━━ Given information
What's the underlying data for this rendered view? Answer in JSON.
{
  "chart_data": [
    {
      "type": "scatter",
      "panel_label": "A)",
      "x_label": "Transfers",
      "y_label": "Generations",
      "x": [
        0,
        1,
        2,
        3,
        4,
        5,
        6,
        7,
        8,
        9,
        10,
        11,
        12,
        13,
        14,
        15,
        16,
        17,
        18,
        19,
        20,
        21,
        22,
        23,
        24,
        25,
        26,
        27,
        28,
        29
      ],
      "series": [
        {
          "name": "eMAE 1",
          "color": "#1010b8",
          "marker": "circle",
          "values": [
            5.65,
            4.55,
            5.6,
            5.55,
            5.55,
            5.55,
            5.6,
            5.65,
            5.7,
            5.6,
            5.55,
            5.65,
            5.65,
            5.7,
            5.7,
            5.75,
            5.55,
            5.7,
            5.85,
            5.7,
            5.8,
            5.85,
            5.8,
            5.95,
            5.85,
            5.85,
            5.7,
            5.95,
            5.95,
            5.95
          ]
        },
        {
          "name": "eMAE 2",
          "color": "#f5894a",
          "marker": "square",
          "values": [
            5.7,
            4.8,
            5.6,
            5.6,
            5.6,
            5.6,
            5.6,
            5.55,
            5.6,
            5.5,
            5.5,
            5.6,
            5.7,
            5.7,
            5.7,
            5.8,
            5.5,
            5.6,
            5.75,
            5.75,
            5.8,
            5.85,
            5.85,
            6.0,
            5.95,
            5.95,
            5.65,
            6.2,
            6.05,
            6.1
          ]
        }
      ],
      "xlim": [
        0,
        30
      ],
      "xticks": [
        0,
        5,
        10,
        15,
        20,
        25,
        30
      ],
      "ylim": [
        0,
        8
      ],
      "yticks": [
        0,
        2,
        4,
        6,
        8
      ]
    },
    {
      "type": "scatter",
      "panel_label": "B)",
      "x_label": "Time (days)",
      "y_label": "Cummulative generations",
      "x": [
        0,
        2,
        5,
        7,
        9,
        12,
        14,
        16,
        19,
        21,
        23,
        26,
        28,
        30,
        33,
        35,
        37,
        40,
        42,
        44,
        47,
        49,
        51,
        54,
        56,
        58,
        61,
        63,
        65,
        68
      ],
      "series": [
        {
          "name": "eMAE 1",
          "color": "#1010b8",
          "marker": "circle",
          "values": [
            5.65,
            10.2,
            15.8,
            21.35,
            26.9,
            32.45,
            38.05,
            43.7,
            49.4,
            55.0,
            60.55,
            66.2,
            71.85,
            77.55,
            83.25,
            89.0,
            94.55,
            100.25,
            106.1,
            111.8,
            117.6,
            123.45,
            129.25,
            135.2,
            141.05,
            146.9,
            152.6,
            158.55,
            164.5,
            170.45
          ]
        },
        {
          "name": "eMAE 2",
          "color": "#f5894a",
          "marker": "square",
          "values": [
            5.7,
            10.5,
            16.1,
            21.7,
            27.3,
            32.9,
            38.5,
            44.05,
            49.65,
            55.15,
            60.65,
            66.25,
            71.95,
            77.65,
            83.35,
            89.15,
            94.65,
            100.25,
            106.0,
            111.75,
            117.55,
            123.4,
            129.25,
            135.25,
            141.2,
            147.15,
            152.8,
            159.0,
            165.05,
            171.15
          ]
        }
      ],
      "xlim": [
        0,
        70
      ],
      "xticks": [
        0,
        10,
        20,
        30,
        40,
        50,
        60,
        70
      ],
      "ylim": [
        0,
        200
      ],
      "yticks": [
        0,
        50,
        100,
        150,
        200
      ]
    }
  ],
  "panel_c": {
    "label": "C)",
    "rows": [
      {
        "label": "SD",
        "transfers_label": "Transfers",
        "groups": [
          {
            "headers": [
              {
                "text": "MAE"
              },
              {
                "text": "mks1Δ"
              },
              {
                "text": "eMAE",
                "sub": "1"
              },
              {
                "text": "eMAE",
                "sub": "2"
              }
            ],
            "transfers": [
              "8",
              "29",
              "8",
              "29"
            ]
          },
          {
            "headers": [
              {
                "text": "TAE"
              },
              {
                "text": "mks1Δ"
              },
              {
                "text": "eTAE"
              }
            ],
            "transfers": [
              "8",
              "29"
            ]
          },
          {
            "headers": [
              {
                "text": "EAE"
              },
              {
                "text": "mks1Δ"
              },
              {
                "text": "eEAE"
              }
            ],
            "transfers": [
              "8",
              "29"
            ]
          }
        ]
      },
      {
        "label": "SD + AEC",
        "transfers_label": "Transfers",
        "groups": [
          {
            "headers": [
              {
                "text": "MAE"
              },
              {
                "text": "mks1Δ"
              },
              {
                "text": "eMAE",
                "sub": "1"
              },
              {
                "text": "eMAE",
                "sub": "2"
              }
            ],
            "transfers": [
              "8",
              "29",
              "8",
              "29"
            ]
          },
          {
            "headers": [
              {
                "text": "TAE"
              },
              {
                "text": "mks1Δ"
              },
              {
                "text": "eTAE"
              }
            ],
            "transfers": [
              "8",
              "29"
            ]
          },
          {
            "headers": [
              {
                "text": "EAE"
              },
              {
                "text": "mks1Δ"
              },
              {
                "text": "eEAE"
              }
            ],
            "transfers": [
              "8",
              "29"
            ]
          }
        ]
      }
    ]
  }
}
━━━━
◆ **Given request**: All of the data needs to be reproduced exactly, with no line missing.

◆ **Worked answer**:
What's the underlying data for this rendered view? Answer in JSON.
{
  "chart_data": [
    {
      "type": "scatter",
      "panel_label": "A)",
      "x_label": "Transfers",
      "y_label": "Generations",
      "x": [
        0,
        1,
        2,
        3,
        4,
        5,
        6,
        7,
        8,
        9,
        10,
        11,
        12,
        13,
        14,
        15,
        16,
        17,
        18,
        19,
        20,
        21,
        22,
        23,
        24,
        25,
        26,
        27,
        28,
        29
      ],
      "series": [
        {
          "name": "eMAE 1",
          "color": "#1010b8",
          "marker": "circle",
          "values": [
            5.65,
            4.55,
            5.6,
            5.55,
            5.55,
            5.55,
            5.6,
            5.65,
            5.7,
            5.6,
            5.55,
            5.65,
            5.65,
            5.7,
            5.7,
            5.75,
            5.55,
            5.7,
            5.85,
            5.7,
            5.8,
            5.85,
            5.8,
            5.95,
            5.85,
            5.85,
            5.7,
            5.95,
            5.95,
            5.95
          ]
        },
        {
          "name": "eMAE 2",
          "color": "#f5894a",
          "marker": "square",
          "values": [
            5.7,
            4.8,
            5.6,
            5.6,
            5.6,
            5.6,
            5.6,
            5.55,
            5.6,
            5.5,
            5.5,
            5.6,
            5.7,
            5.7,
            5.7,
            5.8,
            5.5,
            5.6,
            5.75,
            5.75,
            5.8,
            5.85,
            5.85,
            6.0,
            5.95,
            5.95,
            5.65,
            6.2,
            6.05,
            6.1
          ]
        }
      ],
      "xlim": [
        0,
        30
      ],
      "xticks": [
        0,
        5,
        10,
        15,
        20,
        25,
        30
      ],
      "ylim": [
        0,
        8
      ],
      "yticks": [
        0,
        2,
        4,
        6,
        8
      ]
    },
    {
      "type": "scatter",
      "panel_label": "B)",
      "x_label": "Time (days)",
      "y_label": "Cummulative generations",
      "x": [
        0,
        2,
        5,
        7,
        9,
        12,
        14,
        16,
        19,
        21,
        23,
        26,
        28,
        30,
        33,
        35,
        37,
        40,
        42,
        44,
        47,
        49,
        51,
        54,
        56,
        58,
        61,
        63,
        65,
        68
      ],
      "series": [
        {
          "name": "eMAE 1",
          "color": "#1010b8",
          "marker": "circle",
          "values": [
            5.65,
            10.2,
            15.8,
            21.35,
            26.9,
            32.45,
            38.05,
            43.7,
            49.4,
            55.0,
            60.55,
            66.2,
            71.85,
            77.55,
            83.25,
            89.0,
            94.55,
            100.25,
            106.1,
            111.8,
            117.6,
            123.45,
            129.25,
            135.2,
            141.05,
            146.9,
            152.6,
            158.55,
            164.5,
            170.45
          ]
        },
        {
          "name": "eMAE 2",
          "color": "#f5894a",
          "marker": "square",
          "values": [
            5.7,
            10.5,
            16.1,
            21.7,
            27.3,
            32.9,
            38.5,
            44.05,
            49.65,
            55.15,
            60.65,
            66.25,
            71.95,
            77.65,
            83.35,
            89.15,
            94.65,
            100.25,
            106.0,
            111.75,
            117.55,
            123.4,
            129.25,
            135.25,
            141.2,
            147.15,
            152.8,
            159.0,
            165.05,
            171.15
          ]
        }
      ],
      "xlim": [
        0,
        70
      ],
      "xticks": [
        0,
        10,
        20,
        30,
        40,
        50,
        60,
        70
      ],
      "ylim": [
        0,
        200
      ],
      "yticks": [
        0,
        50,
        100,
        150,
        200
      ]
    }
  ],
  "panel_c": {
    "label": "C)",
    "rows": [
      {
        "label": "SD",
        "transfers_label": "Transfers",
        "groups": [
          {
            "headers": [
              {
                "text": "MAE"
              },
              {
                "text": "mks1Δ"
              },
              {
                "text": "eMAE",
                "sub": "1"
              },
              {
                "text": "eMAE",
                "sub": "2"
              }
            ],
            "transfers": [
              "8",
              "29",
              "8",
              "29"
            ]
          },
          {
            "headers": [
              {
                "text": "TAE"
              },
              {
                "text": "mks1Δ"
              },
              {
                "text": "eTAE"
              }
            ],
            "transfers": [
              "8",
              "29"
            ]
          },
          {
            "headers": [
              {
                "text": "EAE"
              },
              {
                "text": "mks1Δ"
              },
              {
                "text": "eEAE"
              }
            ],
            "transfers": [
              "8",
              "29"
            ]
          }
        ]
      },
      {
        "label": "SD + AEC",
        "transfers_label": "Transfers",
        "groups": [
          {
            "headers": [
              {
                "text": "MAE"
              },
              {
                "text": "mks1Δ"
              },
              {
                "text": "eMAE",
                "sub": "1"
              },
              {
                "text": "eMAE",
                "sub": "2"
              }
            ],
            "transfers": [
              "8",
              "29",
              "8",
              "29"
            ]
          },
          {
            "headers": [
              {
                "text": "TAE"
              },
              {
                "text": "mks1Δ"
              },
              {
                "text": "eTAE"
              }
            ],
            "transfers": [
              "8",
              "29"
            ]
          },
          {
            "headers": [
              {
                "text": "EAE"
              },
              {
                "text": "mks1Δ"
              },
              {
                "text": "eEAE"
              }
            ],
            "transfers": [
              "8",
              "29"
            ]
          }
        ]
      }
    ]
  }
}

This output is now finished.